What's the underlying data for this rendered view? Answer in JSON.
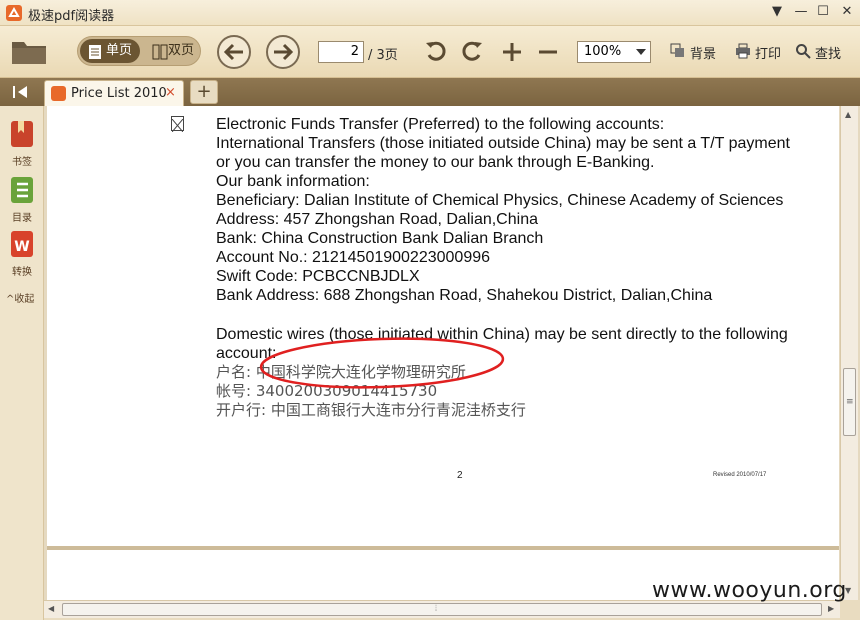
{
  "app": {
    "title": "极速pdf阅读器"
  },
  "window_controls": {
    "menu": "▼",
    "minimize": "—",
    "maximize": "☐",
    "close": "✕"
  },
  "toolbar": {
    "single_page": "单页",
    "double_page": "双页",
    "current_page": "2",
    "total_pages": "/ 3页",
    "zoom": "100%",
    "background_label": "背景",
    "print_label": "打印",
    "search_label": "查找"
  },
  "tabs": [
    {
      "label": "Price List 2010",
      "close": "×"
    }
  ],
  "new_tab": "+",
  "sidebar": {
    "items": [
      {
        "label": "书签",
        "icon": "bookmark-icon",
        "color": "#c9432b"
      },
      {
        "label": "目录",
        "icon": "toc-icon",
        "color": "#6aa33a"
      },
      {
        "label": "转换",
        "icon": "convert-icon",
        "color": "#d8432b"
      }
    ],
    "collapse": "^收起"
  },
  "document": {
    "lines": [
      "Electronic Funds Transfer (Preferred) to the following accounts:",
      "International Transfers (those initiated outside China) may be sent a T/T payment",
      "or you can transfer the money to our bank through E-Banking.",
      "Our bank information:",
      "Beneficiary: Dalian Institute of Chemical Physics, Chinese Academy of Sciences",
      "Address: 457 Zhongshan Road, Dalian,China",
      "Bank: China Construction Bank Dalian Branch",
      "Account No.: 21214501900223000996",
      "Swift Code: PCBCCNBJDLX",
      "Bank Address: 688 Zhongshan Road, Shahekou District, Dalian,China",
      "Domestic wires (those initiated within China) may be sent directly to the following",
      "account:"
    ],
    "cn_lines": [
      "户名: 中国科学院大连化学物理研究所",
      "帐号: 3400200309014415730",
      "开户行: 中国工商银行大连市分行青泥洼桥支行"
    ],
    "page_number": "2",
    "revised": "Revised 2010/07/17",
    "annotation_color": "#e02020"
  },
  "watermark": "www.wooyun.org"
}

| EXERCISE DIRECTIONS |
Find each line holding the word "Zhongshan" and copy it.

| ANSWER IN FULL |
      "Address: 457 Zhongshan Road, Dalian,China",
      "Bank Address: 688 Zhongshan Road, Shahekou District, Dalian,China",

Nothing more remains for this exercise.